### The task
Copy each line of the data below exactly, leaving out pictures.

Rows from a figure dataset:
-- begin --

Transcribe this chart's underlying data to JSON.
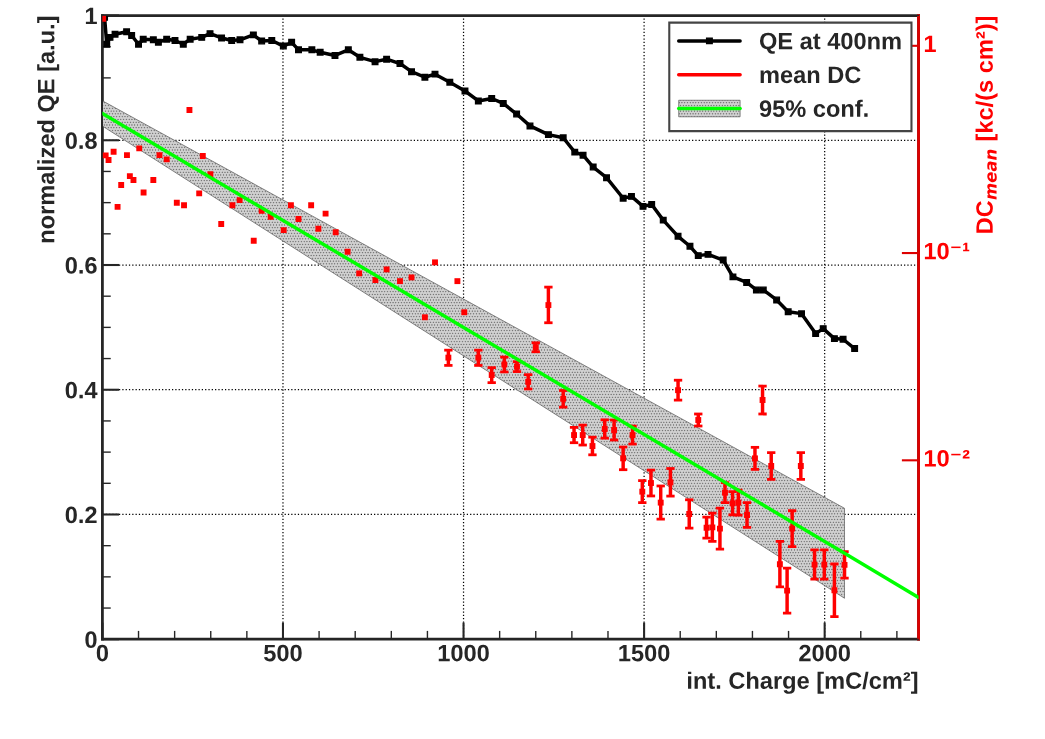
{
  "chart_data": {
    "type": "line",
    "xlabel": "int. Charge [mC/cm²]",
    "ylabel": "normalized QE [a.u.]",
    "y2label": "DC$_{mean}$ [kc/(s cm²)]",
    "xlim": [
      0,
      2260
    ],
    "xticks": [
      0,
      500,
      1000,
      1500,
      2000
    ],
    "ylim": [
      0,
      1
    ],
    "yticks": [
      0,
      0.2,
      0.4,
      0.6,
      0.8,
      1
    ],
    "y2lim": [
      0.00137,
      1.4
    ],
    "y2ticks": [
      1,
      {
        "value": 0.1,
        "label": "10⁻¹"
      },
      {
        "value": 0.01,
        "label": "10⁻²"
      }
    ],
    "log": "y2",
    "grid": true,
    "legend": "top right",
    "series": [
      {
        "name": "QE at 400nm",
        "color": "#000000",
        "marker": "square",
        "x": [
          6,
          12,
          21,
          35,
          67,
          81,
          100,
          113,
          141,
          155,
          178,
          201,
          224,
          243,
          275,
          298,
          330,
          358,
          381,
          418,
          441,
          469,
          501,
          524,
          543,
          580,
          603,
          644,
          681,
          713,
          755,
          787,
          824,
          856,
          893,
          921,
          962,
          1004,
          1041,
          1078,
          1110,
          1147,
          1184,
          1235,
          1276,
          1308,
          1331,
          1359,
          1396,
          1442,
          1465,
          1497,
          1521,
          1553,
          1594,
          1627,
          1650,
          1677,
          1719,
          1746,
          1784,
          1811,
          1830,
          1867,
          1899,
          1936,
          1975,
          1996,
          2027,
          2051,
          2083
        ],
        "values": [
          0.997,
          0.954,
          0.965,
          0.97,
          0.974,
          0.968,
          0.954,
          0.962,
          0.961,
          0.957,
          0.962,
          0.96,
          0.954,
          0.962,
          0.965,
          0.971,
          0.964,
          0.96,
          0.961,
          0.969,
          0.959,
          0.96,
          0.951,
          0.957,
          0.945,
          0.945,
          0.941,
          0.936,
          0.945,
          0.933,
          0.926,
          0.93,
          0.923,
          0.91,
          0.901,
          0.906,
          0.893,
          0.879,
          0.863,
          0.867,
          0.859,
          0.842,
          0.823,
          0.809,
          0.804,
          0.781,
          0.776,
          0.757,
          0.74,
          0.707,
          0.71,
          0.694,
          0.697,
          0.672,
          0.646,
          0.63,
          0.615,
          0.617,
          0.608,
          0.581,
          0.572,
          0.56,
          0.56,
          0.544,
          0.525,
          0.522,
          0.49,
          0.498,
          0.482,
          0.481,
          0.466
        ]
      },
      {
        "name": "mean DC",
        "type": "scatter",
        "axis": "y2",
        "color": "#ff0000",
        "marker": "square",
        "x": [
          2,
          9,
          17,
          31,
          42,
          52,
          68,
          76,
          86,
          102,
          114,
          141,
          158,
          178,
          206,
          226,
          241,
          268,
          278,
          299,
          329,
          360,
          380,
          419,
          441,
          466,
          502,
          522,
          543,
          578,
          598,
          618,
          646,
          679,
          711,
          756,
          787,
          824,
          856,
          893,
          921,
          958,
          983,
          1002,
          1041,
          1078,
          1113,
          1148,
          1179,
          1200,
          1235,
          1276,
          1306,
          1330,
          1357,
          1391,
          1417,
          1442,
          1468,
          1495,
          1519,
          1546,
          1573,
          1594,
          1625,
          1650,
          1673,
          1689,
          1710,
          1724,
          1745,
          1761,
          1785,
          1807,
          1828,
          1852,
          1876,
          1896,
          1910,
          1934,
          1972,
          1999,
          2027,
          2055
        ],
        "values": [
          1.35,
          0.296,
          0.281,
          0.308,
          0.167,
          0.213,
          0.297,
          0.235,
          0.225,
          0.32,
          0.196,
          0.225,
          0.297,
          0.283,
          0.175,
          0.17,
          0.49,
          0.194,
          0.294,
          0.24,
          0.138,
          0.17,
          0.18,
          0.1146,
          0.16,
          0.1497,
          0.129,
          0.17,
          0.146,
          0.17,
          0.131,
          0.155,
          0.126,
          0.1015,
          0.0798,
          0.0741,
          0.0834,
          0.0732,
          0.0763,
          0.049,
          0.0902,
          0.0313,
          0.0732,
          0.0518,
          0.0313,
          0.0258,
          0.029,
          0.0283,
          0.0239,
          0.0351,
          0.0561,
          0.0198,
          0.01324,
          0.01324,
          0.01172,
          0.01416,
          0.014,
          0.01022,
          0.01324,
          0.00706,
          0.00777,
          0.00625,
          0.00783,
          0.0218,
          0.00551,
          0.01565,
          0.00473,
          0.00475,
          0.00468,
          0.00698,
          0.0062,
          0.00625,
          0.00545,
          0.01022,
          0.01954,
          0.00939,
          0.00315,
          0.00235,
          0.00468,
          0.00939,
          0.00314,
          0.00314,
          0.00236,
          0.00313
        ],
        "errors": [
          null,
          null,
          null,
          null,
          null,
          null,
          null,
          null,
          null,
          null,
          null,
          null,
          null,
          null,
          null,
          null,
          null,
          null,
          null,
          null,
          null,
          null,
          null,
          null,
          null,
          null,
          null,
          null,
          null,
          null,
          null,
          null,
          null,
          null,
          null,
          null,
          null,
          null,
          null,
          null,
          null,
          [
            0.0287,
            0.034
          ],
          null,
          null,
          [
            0.0287,
            0.034
          ],
          [
            0.0237,
            0.028
          ],
          [
            0.0267,
            0.0315
          ],
          [
            0.0268,
            0.0299
          ],
          [
            0.0221,
            0.0259
          ],
          [
            0.0334,
            0.0369
          ],
          [
            0.0461,
            0.0685
          ],
          [
            0.01805,
            0.02172
          ],
          [
            0.01216,
            0.01442
          ],
          [
            0.01185,
            0.01479
          ],
          [
            0.01063,
            0.01293
          ],
          [
            0.01279,
            0.01568
          ],
          [
            0.01253,
            0.01564
          ],
          [
            0.00901,
            0.01159
          ],
          [
            0.01198,
            0.01463
          ],
          [
            0.00625,
            0.00798
          ],
          [
            0.00673,
            0.00897
          ],
          [
            0.0052,
            0.00752
          ],
          [
            0.00672,
            0.00913
          ],
          [
            0.01952,
            0.02435
          ],
          [
            0.00471,
            0.00645
          ],
          [
            0.01464,
            0.01673
          ],
          [
            0.00421,
            0.00532
          ],
          [
            0.00406,
            0.00556
          ],
          [
            0.00373,
            0.00588
          ],
          [
            0.00625,
            0.0078
          ],
          [
            0.00545,
            0.00706
          ],
          [
            0.00544,
            0.00718
          ],
          [
            0.00475,
            0.00625
          ],
          [
            0.00904,
            0.01155
          ],
          [
            0.01673,
            0.02282
          ],
          [
            0.00809,
            0.01089
          ],
          [
            0.00245,
            0.00406
          ],
          [
            0.00183,
            0.00302
          ],
          [
            0.00383,
            0.00571
          ],
          [
            0.00809,
            0.01089
          ],
          [
            0.00267,
            0.0037
          ],
          [
            0.00267,
            0.0037
          ],
          [
            0.00176,
            0.00316
          ],
          [
            0.0027,
            0.00363
          ]
        ]
      },
      {
        "name": "95% conf.",
        "type": "line",
        "axis": "y2",
        "color": "#00ff00",
        "x": [
          0,
          2055,
          2260
        ],
        "values": [
          0.472,
          0.00356,
          0.00218
        ],
        "lower": [
          0.41,
          0.00216,
          null
        ],
        "upper": [
          0.543,
          0.00587,
          null
        ]
      }
    ]
  }
}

-- end --

### Response
Transcribe this chart's underlying data to JSON.
{
  "chart_data": {
    "type": "line",
    "xlabel": "int. Charge [mC/cm²]",
    "ylabel": "normalized QE [a.u.]",
    "y2label": "DC$_{mean}$ [kc/(s cm²)]",
    "xlim": [
      0,
      2260
    ],
    "xticks": [
      0,
      500,
      1000,
      1500,
      2000
    ],
    "ylim": [
      0,
      1
    ],
    "yticks": [
      0,
      0.2,
      0.4,
      0.6,
      0.8,
      1
    ],
    "y2lim": [
      0.00137,
      1.4
    ],
    "y2ticks": [
      1,
      {
        "value": 0.1,
        "label": "10⁻¹"
      },
      {
        "value": 0.01,
        "label": "10⁻²"
      }
    ],
    "log": "y2",
    "grid": true,
    "legend": "top right",
    "series": [
      {
        "name": "QE at 400nm",
        "color": "#000000",
        "marker": "square",
        "x": [
          6,
          12,
          21,
          35,
          67,
          81,
          100,
          113,
          141,
          155,
          178,
          201,
          224,
          243,
          275,
          298,
          330,
          358,
          381,
          418,
          441,
          469,
          501,
          524,
          543,
          580,
          603,
          644,
          681,
          713,
          755,
          787,
          824,
          856,
          893,
          921,
          962,
          1004,
          1041,
          1078,
          1110,
          1147,
          1184,
          1235,
          1276,
          1308,
          1331,
          1359,
          1396,
          1442,
          1465,
          1497,
          1521,
          1553,
          1594,
          1627,
          1650,
          1677,
          1719,
          1746,
          1784,
          1811,
          1830,
          1867,
          1899,
          1936,
          1975,
          1996,
          2027,
          2051,
          2083
        ],
        "values": [
          0.997,
          0.954,
          0.965,
          0.97,
          0.974,
          0.968,
          0.954,
          0.962,
          0.961,
          0.957,
          0.962,
          0.96,
          0.954,
          0.962,
          0.965,
          0.971,
          0.964,
          0.96,
          0.961,
          0.969,
          0.959,
          0.96,
          0.951,
          0.957,
          0.945,
          0.945,
          0.941,
          0.936,
          0.945,
          0.933,
          0.926,
          0.93,
          0.923,
          0.91,
          0.901,
          0.906,
          0.893,
          0.879,
          0.863,
          0.867,
          0.859,
          0.842,
          0.823,
          0.809,
          0.804,
          0.781,
          0.776,
          0.757,
          0.74,
          0.707,
          0.71,
          0.694,
          0.697,
          0.672,
          0.646,
          0.63,
          0.615,
          0.617,
          0.608,
          0.581,
          0.572,
          0.56,
          0.56,
          0.544,
          0.525,
          0.522,
          0.49,
          0.498,
          0.482,
          0.481,
          0.466
        ]
      },
      {
        "name": "mean DC",
        "type": "scatter",
        "axis": "y2",
        "color": "#ff0000",
        "marker": "square",
        "x": [
          2,
          9,
          17,
          31,
          42,
          52,
          68,
          76,
          86,
          102,
          114,
          141,
          158,
          178,
          206,
          226,
          241,
          268,
          278,
          299,
          329,
          360,
          380,
          419,
          441,
          466,
          502,
          522,
          543,
          578,
          598,
          618,
          646,
          679,
          711,
          756,
          787,
          824,
          856,
          893,
          921,
          958,
          983,
          1002,
          1041,
          1078,
          1113,
          1148,
          1179,
          1200,
          1235,
          1276,
          1306,
          1330,
          1357,
          1391,
          1417,
          1442,
          1468,
          1495,
          1519,
          1546,
          1573,
          1594,
          1625,
          1650,
          1673,
          1689,
          1710,
          1724,
          1745,
          1761,
          1785,
          1807,
          1828,
          1852,
          1876,
          1896,
          1910,
          1934,
          1972,
          1999,
          2027,
          2055
        ],
        "values": [
          1.35,
          0.296,
          0.281,
          0.308,
          0.167,
          0.213,
          0.297,
          0.235,
          0.225,
          0.32,
          0.196,
          0.225,
          0.297,
          0.283,
          0.175,
          0.17,
          0.49,
          0.194,
          0.294,
          0.24,
          0.138,
          0.17,
          0.18,
          0.1146,
          0.16,
          0.1497,
          0.129,
          0.17,
          0.146,
          0.17,
          0.131,
          0.155,
          0.126,
          0.1015,
          0.0798,
          0.0741,
          0.0834,
          0.0732,
          0.0763,
          0.049,
          0.0902,
          0.0313,
          0.0732,
          0.0518,
          0.0313,
          0.0258,
          0.029,
          0.0283,
          0.0239,
          0.0351,
          0.0561,
          0.0198,
          0.01324,
          0.01324,
          0.01172,
          0.01416,
          0.014,
          0.01022,
          0.01324,
          0.00706,
          0.00777,
          0.00625,
          0.00783,
          0.0218,
          0.00551,
          0.01565,
          0.00473,
          0.00475,
          0.00468,
          0.00698,
          0.0062,
          0.00625,
          0.00545,
          0.01022,
          0.01954,
          0.00939,
          0.00315,
          0.00235,
          0.00468,
          0.00939,
          0.00314,
          0.00314,
          0.00236,
          0.00313
        ],
        "errors": [
          null,
          null,
          null,
          null,
          null,
          null,
          null,
          null,
          null,
          null,
          null,
          null,
          null,
          null,
          null,
          null,
          null,
          null,
          null,
          null,
          null,
          null,
          null,
          null,
          null,
          null,
          null,
          null,
          null,
          null,
          null,
          null,
          null,
          null,
          null,
          null,
          null,
          null,
          null,
          null,
          null,
          [
            0.0287,
            0.034
          ],
          null,
          null,
          [
            0.0287,
            0.034
          ],
          [
            0.0237,
            0.028
          ],
          [
            0.0267,
            0.0315
          ],
          [
            0.0268,
            0.0299
          ],
          [
            0.0221,
            0.0259
          ],
          [
            0.0334,
            0.0369
          ],
          [
            0.0461,
            0.0685
          ],
          [
            0.01805,
            0.02172
          ],
          [
            0.01216,
            0.01442
          ],
          [
            0.01185,
            0.01479
          ],
          [
            0.01063,
            0.01293
          ],
          [
            0.01279,
            0.01568
          ],
          [
            0.01253,
            0.01564
          ],
          [
            0.00901,
            0.01159
          ],
          [
            0.01198,
            0.01463
          ],
          [
            0.00625,
            0.00798
          ],
          [
            0.00673,
            0.00897
          ],
          [
            0.0052,
            0.00752
          ],
          [
            0.00672,
            0.00913
          ],
          [
            0.01952,
            0.02435
          ],
          [
            0.00471,
            0.00645
          ],
          [
            0.01464,
            0.01673
          ],
          [
            0.00421,
            0.00532
          ],
          [
            0.00406,
            0.00556
          ],
          [
            0.00373,
            0.00588
          ],
          [
            0.00625,
            0.0078
          ],
          [
            0.00545,
            0.00706
          ],
          [
            0.00544,
            0.00718
          ],
          [
            0.00475,
            0.00625
          ],
          [
            0.00904,
            0.01155
          ],
          [
            0.01673,
            0.02282
          ],
          [
            0.00809,
            0.01089
          ],
          [
            0.00245,
            0.00406
          ],
          [
            0.00183,
            0.00302
          ],
          [
            0.00383,
            0.00571
          ],
          [
            0.00809,
            0.01089
          ],
          [
            0.00267,
            0.0037
          ],
          [
            0.00267,
            0.0037
          ],
          [
            0.00176,
            0.00316
          ],
          [
            0.0027,
            0.00363
          ]
        ]
      },
      {
        "name": "95% conf.",
        "type": "line",
        "axis": "y2",
        "color": "#00ff00",
        "x": [
          0,
          2055,
          2260
        ],
        "values": [
          0.472,
          0.00356,
          0.00218
        ],
        "lower": [
          0.41,
          0.00216,
          null
        ],
        "upper": [
          0.543,
          0.00587,
          null
        ]
      }
    ]
  }
}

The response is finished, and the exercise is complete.